* BEGIN *

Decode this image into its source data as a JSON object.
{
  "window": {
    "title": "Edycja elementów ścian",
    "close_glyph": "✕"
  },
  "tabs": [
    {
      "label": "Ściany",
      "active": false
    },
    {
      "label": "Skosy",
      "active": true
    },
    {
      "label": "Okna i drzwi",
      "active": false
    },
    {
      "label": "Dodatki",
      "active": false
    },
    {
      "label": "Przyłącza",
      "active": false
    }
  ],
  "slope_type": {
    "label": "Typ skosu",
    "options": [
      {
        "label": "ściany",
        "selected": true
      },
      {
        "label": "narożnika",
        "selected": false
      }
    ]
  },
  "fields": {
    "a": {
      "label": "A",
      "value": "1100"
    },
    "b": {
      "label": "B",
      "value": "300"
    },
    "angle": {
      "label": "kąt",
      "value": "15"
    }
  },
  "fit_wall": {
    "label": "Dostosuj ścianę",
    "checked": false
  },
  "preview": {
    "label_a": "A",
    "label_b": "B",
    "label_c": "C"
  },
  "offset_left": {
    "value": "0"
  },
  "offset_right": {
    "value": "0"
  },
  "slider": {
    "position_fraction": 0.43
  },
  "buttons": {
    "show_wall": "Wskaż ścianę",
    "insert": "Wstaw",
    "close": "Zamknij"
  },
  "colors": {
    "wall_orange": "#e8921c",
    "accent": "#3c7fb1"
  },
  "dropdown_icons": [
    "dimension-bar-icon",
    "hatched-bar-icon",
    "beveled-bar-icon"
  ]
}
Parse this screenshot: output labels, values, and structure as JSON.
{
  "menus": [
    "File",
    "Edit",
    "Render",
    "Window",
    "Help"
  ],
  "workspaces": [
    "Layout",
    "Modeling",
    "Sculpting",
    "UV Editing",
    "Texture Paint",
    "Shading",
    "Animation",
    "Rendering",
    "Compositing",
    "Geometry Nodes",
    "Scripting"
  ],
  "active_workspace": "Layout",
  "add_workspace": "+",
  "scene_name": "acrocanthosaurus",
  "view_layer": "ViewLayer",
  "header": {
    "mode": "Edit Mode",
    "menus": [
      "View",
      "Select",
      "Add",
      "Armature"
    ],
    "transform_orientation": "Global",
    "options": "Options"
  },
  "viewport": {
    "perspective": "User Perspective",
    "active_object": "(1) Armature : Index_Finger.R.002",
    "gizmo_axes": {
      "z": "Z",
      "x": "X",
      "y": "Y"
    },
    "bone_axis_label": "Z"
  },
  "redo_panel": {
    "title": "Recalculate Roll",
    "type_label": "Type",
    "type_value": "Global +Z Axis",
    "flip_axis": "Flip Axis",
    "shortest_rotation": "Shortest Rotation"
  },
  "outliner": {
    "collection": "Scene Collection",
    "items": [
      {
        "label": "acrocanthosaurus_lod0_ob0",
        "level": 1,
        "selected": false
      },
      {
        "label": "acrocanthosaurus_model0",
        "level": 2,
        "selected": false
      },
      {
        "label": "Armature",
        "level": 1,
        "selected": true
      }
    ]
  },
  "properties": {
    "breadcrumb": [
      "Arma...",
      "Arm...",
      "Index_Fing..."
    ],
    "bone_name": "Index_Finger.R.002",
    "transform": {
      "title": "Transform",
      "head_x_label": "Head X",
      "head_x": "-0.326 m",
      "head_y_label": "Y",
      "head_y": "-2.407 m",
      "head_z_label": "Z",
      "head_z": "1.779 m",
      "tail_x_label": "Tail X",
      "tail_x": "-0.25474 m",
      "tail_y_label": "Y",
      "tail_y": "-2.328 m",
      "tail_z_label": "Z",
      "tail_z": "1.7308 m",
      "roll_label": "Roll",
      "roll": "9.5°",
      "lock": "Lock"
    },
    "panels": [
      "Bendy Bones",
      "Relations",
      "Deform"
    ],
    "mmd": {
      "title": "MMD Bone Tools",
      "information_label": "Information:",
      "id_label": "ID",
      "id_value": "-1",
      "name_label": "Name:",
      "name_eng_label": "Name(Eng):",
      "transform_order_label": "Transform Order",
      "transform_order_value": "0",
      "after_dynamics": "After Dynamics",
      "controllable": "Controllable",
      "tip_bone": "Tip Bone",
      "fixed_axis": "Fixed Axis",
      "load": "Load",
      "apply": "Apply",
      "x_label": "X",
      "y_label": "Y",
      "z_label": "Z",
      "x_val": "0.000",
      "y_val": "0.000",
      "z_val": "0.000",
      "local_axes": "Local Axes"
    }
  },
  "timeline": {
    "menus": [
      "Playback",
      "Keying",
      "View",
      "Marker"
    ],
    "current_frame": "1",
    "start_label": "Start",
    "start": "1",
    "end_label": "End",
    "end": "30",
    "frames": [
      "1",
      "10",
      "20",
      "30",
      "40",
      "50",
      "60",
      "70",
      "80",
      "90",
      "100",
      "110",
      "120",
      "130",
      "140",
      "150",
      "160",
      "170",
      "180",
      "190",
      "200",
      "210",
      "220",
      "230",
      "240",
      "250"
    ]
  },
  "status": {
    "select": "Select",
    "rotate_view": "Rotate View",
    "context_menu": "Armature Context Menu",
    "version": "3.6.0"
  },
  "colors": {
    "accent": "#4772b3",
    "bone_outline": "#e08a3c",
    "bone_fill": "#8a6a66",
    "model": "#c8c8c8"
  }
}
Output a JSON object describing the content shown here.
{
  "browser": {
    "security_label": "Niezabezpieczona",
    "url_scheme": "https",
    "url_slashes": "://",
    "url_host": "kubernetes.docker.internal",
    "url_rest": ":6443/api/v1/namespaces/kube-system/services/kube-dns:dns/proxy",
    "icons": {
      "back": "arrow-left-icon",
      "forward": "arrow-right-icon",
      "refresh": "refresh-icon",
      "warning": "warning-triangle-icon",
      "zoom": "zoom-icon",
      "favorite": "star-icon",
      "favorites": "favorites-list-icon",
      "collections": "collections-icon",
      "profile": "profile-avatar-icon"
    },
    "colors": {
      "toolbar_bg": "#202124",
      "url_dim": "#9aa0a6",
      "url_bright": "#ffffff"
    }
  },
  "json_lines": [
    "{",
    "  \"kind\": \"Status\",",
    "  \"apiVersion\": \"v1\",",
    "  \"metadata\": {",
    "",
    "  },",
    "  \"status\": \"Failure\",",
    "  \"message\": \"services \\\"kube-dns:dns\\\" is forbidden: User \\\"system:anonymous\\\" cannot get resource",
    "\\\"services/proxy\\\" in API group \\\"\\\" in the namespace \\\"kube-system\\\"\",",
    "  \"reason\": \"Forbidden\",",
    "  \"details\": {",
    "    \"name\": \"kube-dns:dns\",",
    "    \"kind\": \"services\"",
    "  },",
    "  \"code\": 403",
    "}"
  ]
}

* END *

■ **WHAT IS BEING ASKED**
Search the entries for the string "ścianę" and collect each line that has it.

■ **RESULT FOR THIS EXERCISE**
    "label": "Dostosuj ścianę",
    "show_wall": "Wskaż ścianę",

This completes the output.